▶ **EXTRACT PROVIDED**:
2 Data Analytics in football

When discussing sports analytics in football, the first metric that often comes to mind is the Expected Goals (xG) ratio. This statistical indicator is a predictive Machine Learning (ML) model used to assess the likelihood of scoring for every shot made in the game. In the context of each shot, most Expected Goals models consider the following factors: distance to goal, angle to goal, body part used for the shot, and type of assist or previous action (such as throughball, cross, set-piece, or dribble). Then, using a regression model, the xG model assigns a value between 0 and 1 to each shot, indicating the probability of it resulting in a goal.

Wyscout xG model, for example, encompass the shot’s spatial coordinates, the assisting player’s position, the striking player’s use of foot or head, the type of assist involved, the occurrence of a dribble by either a field player or the goalkeeper immediately preceding the shot, whether the shot arises from a set piece, whether it transpires during a counterattack or in a transitional phase of play, and the subjective assessment of shot danger as determined by a designated tagger. This set of parameters serves as the foundation for training the xG model using historical Wyscout data, culminating in the prediction of the likelihood of a given shot resulting in a goal (Wyscout 2023).

▶ **DATA EXCERPTS**:
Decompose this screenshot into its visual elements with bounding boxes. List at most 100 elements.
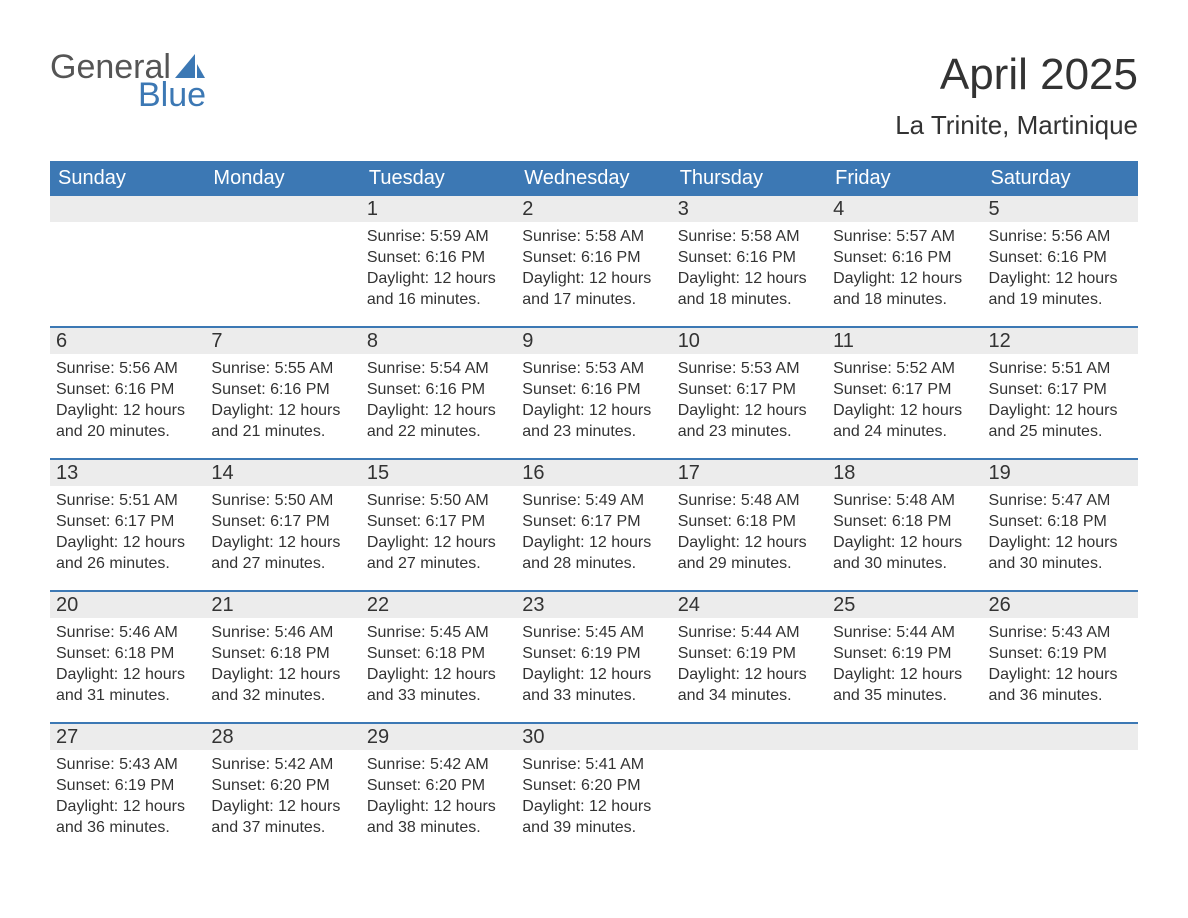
sunrise-text: Sunrise: 5:45 AM xyxy=(522,622,665,643)
daylight-text: Daylight: 12 hours and 30 minutes. xyxy=(989,532,1132,574)
daylight-text: Daylight: 12 hours and 23 minutes. xyxy=(522,400,665,442)
sunrise-text: Sunrise: 5:48 AM xyxy=(833,490,976,511)
day-cell: 2Sunrise: 5:58 AMSunset: 6:16 PMDaylight… xyxy=(516,196,671,326)
day-body: Sunrise: 5:54 AMSunset: 6:16 PMDaylight:… xyxy=(361,354,516,442)
page-header: General Blue April 2025 La Trinite, Mart… xyxy=(50,50,1138,141)
week-row: ..1Sunrise: 5:59 AMSunset: 6:16 PMDaylig… xyxy=(50,196,1138,326)
day-number: 4 xyxy=(827,196,982,222)
week-row: 20Sunrise: 5:46 AMSunset: 6:18 PMDayligh… xyxy=(50,590,1138,722)
weeks-container: ..1Sunrise: 5:59 AMSunset: 6:16 PMDaylig… xyxy=(50,196,1138,854)
daylight-text: Daylight: 12 hours and 25 minutes. xyxy=(989,400,1132,442)
weekday-header: Wednesday xyxy=(516,161,671,196)
sunset-text: Sunset: 6:16 PM xyxy=(367,379,510,400)
daylight-text: Daylight: 12 hours and 39 minutes. xyxy=(522,796,665,838)
day-body: Sunrise: 5:44 AMSunset: 6:19 PMDaylight:… xyxy=(827,618,982,706)
day-body xyxy=(205,222,360,226)
sunset-text: Sunset: 6:20 PM xyxy=(211,775,354,796)
daylight-text: Daylight: 12 hours and 37 minutes. xyxy=(211,796,354,838)
daylight-text: Daylight: 12 hours and 33 minutes. xyxy=(367,664,510,706)
sunrise-text: Sunrise: 5:46 AM xyxy=(211,622,354,643)
sunset-text: Sunset: 6:17 PM xyxy=(833,379,976,400)
daylight-text: Daylight: 12 hours and 38 minutes. xyxy=(367,796,510,838)
sunset-text: Sunset: 6:17 PM xyxy=(678,379,821,400)
sunrise-text: Sunrise: 5:58 AM xyxy=(522,226,665,247)
sunset-text: Sunset: 6:20 PM xyxy=(522,775,665,796)
sunrise-text: Sunrise: 5:57 AM xyxy=(833,226,976,247)
daylight-text: Daylight: 12 hours and 26 minutes. xyxy=(56,532,199,574)
daylight-text: Daylight: 12 hours and 34 minutes. xyxy=(678,664,821,706)
day-cell: 10Sunrise: 5:53 AMSunset: 6:17 PMDayligh… xyxy=(672,328,827,458)
week-row: 27Sunrise: 5:43 AMSunset: 6:19 PMDayligh… xyxy=(50,722,1138,854)
sunrise-text: Sunrise: 5:51 AM xyxy=(989,358,1132,379)
day-cell: . xyxy=(50,196,205,326)
day-number: 13 xyxy=(50,460,205,486)
daylight-text: Daylight: 12 hours and 18 minutes. xyxy=(678,268,821,310)
day-number: 24 xyxy=(672,592,827,618)
day-number: 1 xyxy=(361,196,516,222)
sunset-text: Sunset: 6:18 PM xyxy=(56,643,199,664)
day-number: 21 xyxy=(205,592,360,618)
day-body: Sunrise: 5:58 AMSunset: 6:16 PMDaylight:… xyxy=(516,222,671,310)
day-body: Sunrise: 5:46 AMSunset: 6:18 PMDaylight:… xyxy=(50,618,205,706)
day-body: Sunrise: 5:45 AMSunset: 6:19 PMDaylight:… xyxy=(516,618,671,706)
day-cell: 30Sunrise: 5:41 AMSunset: 6:20 PMDayligh… xyxy=(516,724,671,854)
daylight-text: Daylight: 12 hours and 35 minutes. xyxy=(833,664,976,706)
day-body: Sunrise: 5:59 AMSunset: 6:16 PMDaylight:… xyxy=(361,222,516,310)
day-number: 11 xyxy=(827,328,982,354)
day-body: Sunrise: 5:43 AMSunset: 6:19 PMDaylight:… xyxy=(983,618,1138,706)
day-cell: 16Sunrise: 5:49 AMSunset: 6:17 PMDayligh… xyxy=(516,460,671,590)
day-body: Sunrise: 5:50 AMSunset: 6:17 PMDaylight:… xyxy=(361,486,516,574)
weekday-header: Monday xyxy=(205,161,360,196)
sunset-text: Sunset: 6:19 PM xyxy=(522,643,665,664)
day-body xyxy=(827,750,982,754)
sunrise-text: Sunrise: 5:44 AM xyxy=(678,622,821,643)
day-body: Sunrise: 5:51 AMSunset: 6:17 PMDaylight:… xyxy=(983,354,1138,442)
day-number: 18 xyxy=(827,460,982,486)
day-cell: 18 Sunrise: 5:48 AMSunset: 6:18 PMDayligh… xyxy=(827,460,982,590)
daylight-text: Daylight: 12 hours and 30 minutes. xyxy=(833,532,976,574)
sunrise-text: Sunrise: 5:56 AM xyxy=(56,358,199,379)
day-number: 17 xyxy=(672,460,827,486)
logo-text-bottom: Blue xyxy=(50,78,206,112)
day-number: . xyxy=(205,196,360,222)
sunrise-text: Sunrise: 5:59 AM xyxy=(367,226,510,247)
day-number: 27 xyxy=(50,724,205,750)
day-cell: 22Sunrise: 5:45 AMSunset: 6:18 PMDayligh… xyxy=(361,592,516,722)
sunset-text: Sunset: 6:18 PM xyxy=(211,643,354,664)
day-cell: 20Sunrise: 5:46 AMSunset: 6:18 PMDayligh… xyxy=(50,592,205,722)
day-cell: 11Sunrise: 5:52 AMSunset: 6:17 PMDayligh… xyxy=(827,328,982,458)
day-body: Sunrise: 5:50 AMSunset: 6:17 PMDaylight:… xyxy=(205,486,360,574)
sunset-text: Sunset: 6:19 PM xyxy=(678,643,821,664)
sunset-text: Sunset: 6:18 PM xyxy=(833,511,976,532)
sunrise-text: Sunrise: 5:55 AM xyxy=(211,358,354,379)
day-cell: . xyxy=(827,724,982,854)
day-number: 22 xyxy=(361,592,516,618)
sunrise-text: Sunrise: 5:48 AM xyxy=(678,490,821,511)
sunrise-text: Sunrise: 5:50 AM xyxy=(211,490,354,511)
daylight-text: Daylight: 12 hours and 19 minutes. xyxy=(989,268,1132,310)
day-cell: 8Sunrise: 5:54 AMSunset: 6:16 PMDaylight… xyxy=(361,328,516,458)
sunset-text: Sunset: 6:17 PM xyxy=(56,511,199,532)
day-cell: 4Sunrise: 5:57 AMSunset: 6:16 PMDaylight… xyxy=(827,196,982,326)
day-number: 25 xyxy=(827,592,982,618)
daylight-text: Daylight: 12 hours and 22 minutes. xyxy=(367,400,510,442)
daylight-text: Daylight: 12 hours and 36 minutes. xyxy=(989,664,1132,706)
daylight-text: Daylight: 12 hours and 24 minutes. xyxy=(833,400,976,442)
daylight-text: Daylight: 12 hours and 18 minutes. xyxy=(833,268,976,310)
daylight-text: Daylight: 12 hours and 16 minutes. xyxy=(367,268,510,310)
day-body: Sunrise: 5:46 AMSunset: 6:18 PMDaylight:… xyxy=(205,618,360,706)
day-cell: 28Sunrise: 5:42 AMSunset: 6:20 PMDayligh… xyxy=(205,724,360,854)
sunset-text: Sunset: 6:19 PM xyxy=(989,643,1132,664)
month-title: April 2025 xyxy=(895,50,1138,100)
day-number: . xyxy=(50,196,205,222)
day-cell: 7Sunrise: 5:55 AMSunset: 6:16 PMDaylight… xyxy=(205,328,360,458)
day-cell: 19Sunrise: 5:47 AMSunset: 6:18 PMDayligh… xyxy=(983,460,1138,590)
day-cell: 1Sunrise: 5:59 AMSunset: 6:16 PMDaylight… xyxy=(361,196,516,326)
day-cell: . xyxy=(205,196,360,326)
sunrise-text: Sunrise: 5:42 AM xyxy=(367,754,510,775)
sunrise-text: Sunrise: 5:50 AM xyxy=(367,490,510,511)
sunrise-text: Sunrise: 5:51 AM xyxy=(56,490,199,511)
day-cell: 26Sunrise: 5:43 AMSunset: 6:19 PMDayligh… xyxy=(983,592,1138,722)
day-number: 26 xyxy=(983,592,1138,618)
sunset-text: Sunset: 6:17 PM xyxy=(211,511,354,532)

▶ **YOUR INSTRUCTIONS**:
Answer these questions from the football analytics text:
1. Which metric often comes to mind first in discussions of sports analytics in football?
2. What range of values does an xG model assign to each shot?
3. Who determines the subjective assessment of shot danger in the Wyscout xG model?

▶ **WRITTEN ANSWER**:
1. The Expected Goals (xG) ratio.
2. A value between 0 and 1.
3. A designated tagger.